== AIM ==
Below are some records; retype all of them exactly.

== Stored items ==
____
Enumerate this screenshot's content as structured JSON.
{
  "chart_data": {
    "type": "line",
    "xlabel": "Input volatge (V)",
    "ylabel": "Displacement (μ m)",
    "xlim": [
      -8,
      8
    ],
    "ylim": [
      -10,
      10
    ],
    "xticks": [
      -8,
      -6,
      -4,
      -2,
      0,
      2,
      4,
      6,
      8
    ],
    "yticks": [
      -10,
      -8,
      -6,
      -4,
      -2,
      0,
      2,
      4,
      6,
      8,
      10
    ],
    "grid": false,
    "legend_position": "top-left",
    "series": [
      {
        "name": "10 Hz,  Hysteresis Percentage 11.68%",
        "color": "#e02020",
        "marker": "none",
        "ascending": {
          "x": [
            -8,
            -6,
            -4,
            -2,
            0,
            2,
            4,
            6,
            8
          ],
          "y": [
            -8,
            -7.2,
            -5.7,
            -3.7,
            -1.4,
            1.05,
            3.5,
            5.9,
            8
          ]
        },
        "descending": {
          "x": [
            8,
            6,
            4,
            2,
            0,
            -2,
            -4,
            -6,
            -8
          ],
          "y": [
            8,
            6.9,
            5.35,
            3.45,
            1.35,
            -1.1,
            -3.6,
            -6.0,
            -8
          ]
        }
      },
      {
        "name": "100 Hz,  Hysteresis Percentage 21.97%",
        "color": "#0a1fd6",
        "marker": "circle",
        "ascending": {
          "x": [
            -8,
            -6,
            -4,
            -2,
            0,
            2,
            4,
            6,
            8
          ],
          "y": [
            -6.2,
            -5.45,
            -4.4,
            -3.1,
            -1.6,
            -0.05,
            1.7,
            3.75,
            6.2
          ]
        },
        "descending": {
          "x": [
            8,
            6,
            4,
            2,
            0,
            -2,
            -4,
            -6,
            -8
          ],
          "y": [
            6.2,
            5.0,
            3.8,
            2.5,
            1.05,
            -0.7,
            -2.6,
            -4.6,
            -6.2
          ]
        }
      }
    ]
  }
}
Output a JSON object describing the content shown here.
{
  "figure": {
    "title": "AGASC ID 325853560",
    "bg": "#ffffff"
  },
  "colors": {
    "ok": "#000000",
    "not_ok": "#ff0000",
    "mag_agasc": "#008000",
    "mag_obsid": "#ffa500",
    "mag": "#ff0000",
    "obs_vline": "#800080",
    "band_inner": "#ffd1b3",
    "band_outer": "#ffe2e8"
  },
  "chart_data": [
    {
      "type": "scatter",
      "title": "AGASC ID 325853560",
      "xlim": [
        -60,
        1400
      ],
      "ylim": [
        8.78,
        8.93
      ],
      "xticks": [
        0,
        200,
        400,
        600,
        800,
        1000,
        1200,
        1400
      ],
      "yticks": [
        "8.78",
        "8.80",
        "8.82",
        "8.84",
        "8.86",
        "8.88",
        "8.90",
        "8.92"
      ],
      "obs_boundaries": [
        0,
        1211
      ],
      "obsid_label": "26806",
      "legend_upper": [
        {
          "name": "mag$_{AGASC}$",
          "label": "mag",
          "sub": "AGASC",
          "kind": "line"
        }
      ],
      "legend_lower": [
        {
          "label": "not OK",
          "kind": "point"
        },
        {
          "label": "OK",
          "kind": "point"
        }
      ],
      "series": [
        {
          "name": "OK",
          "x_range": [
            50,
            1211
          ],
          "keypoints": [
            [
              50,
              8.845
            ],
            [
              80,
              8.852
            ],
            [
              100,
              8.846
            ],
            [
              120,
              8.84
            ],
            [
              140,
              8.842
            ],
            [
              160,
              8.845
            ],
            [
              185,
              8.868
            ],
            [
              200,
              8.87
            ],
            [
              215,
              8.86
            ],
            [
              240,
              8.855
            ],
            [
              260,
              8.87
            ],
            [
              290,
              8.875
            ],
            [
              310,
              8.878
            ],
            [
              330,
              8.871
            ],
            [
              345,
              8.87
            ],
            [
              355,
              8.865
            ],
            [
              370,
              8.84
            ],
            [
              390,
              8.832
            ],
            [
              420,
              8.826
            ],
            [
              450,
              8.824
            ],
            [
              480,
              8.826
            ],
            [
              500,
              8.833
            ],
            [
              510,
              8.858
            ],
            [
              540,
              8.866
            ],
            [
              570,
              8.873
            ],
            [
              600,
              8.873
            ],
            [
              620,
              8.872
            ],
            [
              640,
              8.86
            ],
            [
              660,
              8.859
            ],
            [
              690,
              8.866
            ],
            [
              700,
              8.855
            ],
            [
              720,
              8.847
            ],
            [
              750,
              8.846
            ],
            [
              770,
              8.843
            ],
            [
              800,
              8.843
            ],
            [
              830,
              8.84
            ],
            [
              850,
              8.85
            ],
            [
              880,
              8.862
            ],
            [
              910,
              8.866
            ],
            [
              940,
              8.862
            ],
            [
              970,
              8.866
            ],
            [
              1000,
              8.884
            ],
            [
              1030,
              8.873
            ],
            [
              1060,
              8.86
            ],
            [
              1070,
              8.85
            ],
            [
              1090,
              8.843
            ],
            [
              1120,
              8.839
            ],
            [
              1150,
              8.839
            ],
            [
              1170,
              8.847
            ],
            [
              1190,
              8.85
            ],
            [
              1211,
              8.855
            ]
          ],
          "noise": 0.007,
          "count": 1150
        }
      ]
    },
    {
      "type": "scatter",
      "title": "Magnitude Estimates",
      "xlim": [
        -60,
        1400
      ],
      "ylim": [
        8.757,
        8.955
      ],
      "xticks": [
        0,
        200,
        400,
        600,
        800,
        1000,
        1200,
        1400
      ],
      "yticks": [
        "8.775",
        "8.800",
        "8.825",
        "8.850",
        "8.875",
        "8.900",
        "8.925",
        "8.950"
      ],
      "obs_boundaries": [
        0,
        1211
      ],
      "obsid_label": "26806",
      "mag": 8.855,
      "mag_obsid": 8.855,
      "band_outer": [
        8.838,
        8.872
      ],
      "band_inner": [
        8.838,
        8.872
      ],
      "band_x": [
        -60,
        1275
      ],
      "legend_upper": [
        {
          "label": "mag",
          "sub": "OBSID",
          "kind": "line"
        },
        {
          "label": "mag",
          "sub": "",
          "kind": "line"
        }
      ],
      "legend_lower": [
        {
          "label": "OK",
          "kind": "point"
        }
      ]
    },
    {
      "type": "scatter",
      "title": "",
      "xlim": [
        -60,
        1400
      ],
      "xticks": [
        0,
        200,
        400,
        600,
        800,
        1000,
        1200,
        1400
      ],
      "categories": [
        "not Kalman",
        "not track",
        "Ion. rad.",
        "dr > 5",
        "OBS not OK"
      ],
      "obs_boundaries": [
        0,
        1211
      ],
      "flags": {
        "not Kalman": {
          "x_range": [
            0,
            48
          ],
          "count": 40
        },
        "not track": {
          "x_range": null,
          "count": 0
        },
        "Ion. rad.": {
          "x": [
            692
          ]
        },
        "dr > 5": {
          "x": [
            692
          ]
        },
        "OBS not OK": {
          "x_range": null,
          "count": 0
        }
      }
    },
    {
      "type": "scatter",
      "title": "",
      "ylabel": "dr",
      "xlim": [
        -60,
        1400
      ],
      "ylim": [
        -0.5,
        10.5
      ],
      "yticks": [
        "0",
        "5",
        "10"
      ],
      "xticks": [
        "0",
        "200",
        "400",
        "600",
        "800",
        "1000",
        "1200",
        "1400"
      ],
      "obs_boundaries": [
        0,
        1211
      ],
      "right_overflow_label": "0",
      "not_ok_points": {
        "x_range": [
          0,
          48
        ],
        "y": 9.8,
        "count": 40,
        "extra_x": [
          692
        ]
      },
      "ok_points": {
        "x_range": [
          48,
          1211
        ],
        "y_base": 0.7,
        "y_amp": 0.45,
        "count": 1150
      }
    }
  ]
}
____
== COMPLETE OUTPUT ==
Enumerate this screenshot's content as structured JSON.
{
  "chart_data": {
    "type": "line",
    "xlabel": "Input volatge (V)",
    "ylabel": "Displacement (μ m)",
    "xlim": [
      -8,
      8
    ],
    "ylim": [
      -10,
      10
    ],
    "xticks": [
      -8,
      -6,
      -4,
      -2,
      0,
      2,
      4,
      6,
      8
    ],
    "yticks": [
      -10,
      -8,
      -6,
      -4,
      -2,
      0,
      2,
      4,
      6,
      8,
      10
    ],
    "grid": false,
    "legend_position": "top-left",
    "series": [
      {
        "name": "10 Hz,  Hysteresis Percentage 11.68%",
        "color": "#e02020",
        "marker": "none",
        "ascending": {
          "x": [
            -8,
            -6,
            -4,
            -2,
            0,
            2,
            4,
            6,
            8
          ],
          "y": [
            -8,
            -7.2,
            -5.7,
            -3.7,
            -1.4,
            1.05,
            3.5,
            5.9,
            8
          ]
        },
        "descending": {
          "x": [
            8,
            6,
            4,
            2,
            0,
            -2,
            -4,
            -6,
            -8
          ],
          "y": [
            8,
            6.9,
            5.35,
            3.45,
            1.35,
            -1.1,
            -3.6,
            -6.0,
            -8
          ]
        }
      },
      {
        "name": "100 Hz,  Hysteresis Percentage 21.97%",
        "color": "#0a1fd6",
        "marker": "circle",
        "ascending": {
          "x": [
            -8,
            -6,
            -4,
            -2,
            0,
            2,
            4,
            6,
            8
          ],
          "y": [
            -6.2,
            -5.45,
            -4.4,
            -3.1,
            -1.6,
            -0.05,
            1.7,
            3.75,
            6.2
          ]
        },
        "descending": {
          "x": [
            8,
            6,
            4,
            2,
            0,
            -2,
            -4,
            -6,
            -8
          ],
          "y": [
            6.2,
            5.0,
            3.8,
            2.5,
            1.05,
            -0.7,
            -2.6,
            -4.6,
            -6.2
          ]
        }
      }
    ]
  }
}
Output a JSON object describing the content shown here.
{
  "figure": {
    "title": "AGASC ID 325853560",
    "bg": "#ffffff"
  },
  "colors": {
    "ok": "#000000",
    "not_ok": "#ff0000",
    "mag_agasc": "#008000",
    "mag_obsid": "#ffa500",
    "mag": "#ff0000",
    "obs_vline": "#800080",
    "band_inner": "#ffd1b3",
    "band_outer": "#ffe2e8"
  },
  "chart_data": [
    {
      "type": "scatter",
      "title": "AGASC ID 325853560",
      "xlim": [
        -60,
        1400
      ],
      "ylim": [
        8.78,
        8.93
      ],
      "xticks": [
        0,
        200,
        400,
        600,
        800,
        1000,
        1200,
        1400
      ],
      "yticks": [
        "8.78",
        "8.80",
        "8.82",
        "8.84",
        "8.86",
        "8.88",
        "8.90",
        "8.92"
      ],
      "obs_boundaries": [
        0,
        1211
      ],
      "obsid_label": "26806",
      "legend_upper": [
        {
          "name": "mag$_{AGASC}$",
          "label": "mag",
          "sub": "AGASC",
          "kind": "line"
        }
      ],
      "legend_lower": [
        {
          "label": "not OK",
          "kind": "point"
        },
        {
          "label": "OK",
          "kind": "point"
        }
      ],
      "series": [
        {
          "name": "OK",
          "x_range": [
            50,
            1211
          ],
          "keypoints": [
            [
              50,
              8.845
            ],
            [
              80,
              8.852
            ],
            [
              100,
              8.846
            ],
            [
              120,
              8.84
            ],
            [
              140,
              8.842
            ],
            [
              160,
              8.845
            ],
            [
              185,
              8.868
            ],
            [
              200,
              8.87
            ],
            [
              215,
              8.86
            ],
            [
              240,
              8.855
            ],
            [
              260,
              8.87
            ],
            [
              290,
              8.875
            ],
            [
              310,
              8.878
            ],
            [
              330,
              8.871
            ],
            [
              345,
              8.87
            ],
            [
              355,
              8.865
            ],
            [
              370,
              8.84
            ],
            [
              390,
              8.832
            ],
            [
              420,
              8.826
            ],
            [
              450,
              8.824
            ],
            [
              480,
              8.826
            ],
            [
              500,
              8.833
            ],
            [
              510,
              8.858
            ],
            [
              540,
              8.866
            ],
            [
              570,
              8.873
            ],
            [
              600,
              8.873
            ],
            [
              620,
              8.872
            ],
            [
              640,
              8.86
            ],
            [
              660,
              8.859
            ],
            [
              690,
              8.866
            ],
            [
              700,
              8.855
            ],
            [
              720,
              8.847
            ],
            [
              750,
              8.846
            ],
            [
              770,
              8.843
            ],
            [
              800,
              8.843
            ],
            [
              830,
              8.84
            ],
            [
              850,
              8.85
            ],
            [
              880,
              8.862
            ],
            [
              910,
              8.866
            ],
            [
              940,
              8.862
            ],
            [
              970,
              8.866
            ],
            [
              1000,
              8.884
            ],
            [
              1030,
              8.873
            ],
            [
              1060,
              8.86
            ],
            [
              1070,
              8.85
            ],
            [
              1090,
              8.843
            ],
            [
              1120,
              8.839
            ],
            [
              1150,
              8.839
            ],
            [
              1170,
              8.847
            ],
            [
              1190,
              8.85
            ],
            [
              1211,
              8.855
            ]
          ],
          "noise": 0.007,
          "count": 1150
        }
      ]
    },
    {
      "type": "scatter",
      "title": "Magnitude Estimates",
      "xlim": [
        -60,
        1400
      ],
      "ylim": [
        8.757,
        8.955
      ],
      "xticks": [
        0,
        200,
        400,
        600,
        800,
        1000,
        1200,
        1400
      ],
      "yticks": [
        "8.775",
        "8.800",
        "8.825",
        "8.850",
        "8.875",
        "8.900",
        "8.925",
        "8.950"
      ],
      "obs_boundaries": [
        0,
        1211
      ],
      "obsid_label": "26806",
      "mag": 8.855,
      "mag_obsid": 8.855,
      "band_outer": [
        8.838,
        8.872
      ],
      "band_inner": [
        8.838,
        8.872
      ],
      "band_x": [
        -60,
        1275
      ],
      "legend_upper": [
        {
          "label": "mag",
          "sub": "OBSID",
          "kind": "line"
        },
        {
          "label": "mag",
          "sub": "",
          "kind": "line"
        }
      ],
      "legend_lower": [
        {
          "label": "OK",
          "kind": "point"
        }
      ]
    },
    {
      "type": "scatter",
      "title": "",
      "xlim": [
        -60,
        1400
      ],
      "xticks": [
        0,
        200,
        400,
        600,
        800,
        1000,
        1200,
        1400
      ],
      "categories": [
        "not Kalman",
        "not track",
        "Ion. rad.",
        "dr > 5",
        "OBS not OK"
      ],
      "obs_boundaries": [
        0,
        1211
      ],
      "flags": {
        "not Kalman": {
          "x_range": [
            0,
            48
          ],
          "count": 40
        },
        "not track": {
          "x_range": null,
          "count": 0
        },
        "Ion. rad.": {
          "x": [
            692
          ]
        },
        "dr > 5": {
          "x": [
            692
          ]
        },
        "OBS not OK": {
          "x_range": null,
          "count": 0
        }
      }
    },
    {
      "type": "scatter",
      "title": "",
      "ylabel": "dr",
      "xlim": [
        -60,
        1400
      ],
      "ylim": [
        -0.5,
        10.5
      ],
      "yticks": [
        "0",
        "5",
        "10"
      ],
      "xticks": [
        "0",
        "200",
        "400",
        "600",
        "800",
        "1000",
        "1200",
        "1400"
      ],
      "obs_boundaries": [
        0,
        1211
      ],
      "right_overflow_label": "0",
      "not_ok_points": {
        "x_range": [
          0,
          48
        ],
        "y": 9.8,
        "count": 40,
        "extra_x": [
          692
        ]
      },
      "ok_points": {
        "x_range": [
          48,
          1211
        ],
        "y_base": 0.7,
        "y_amp": 0.45,
        "count": 1150
      }
    }
  ]
}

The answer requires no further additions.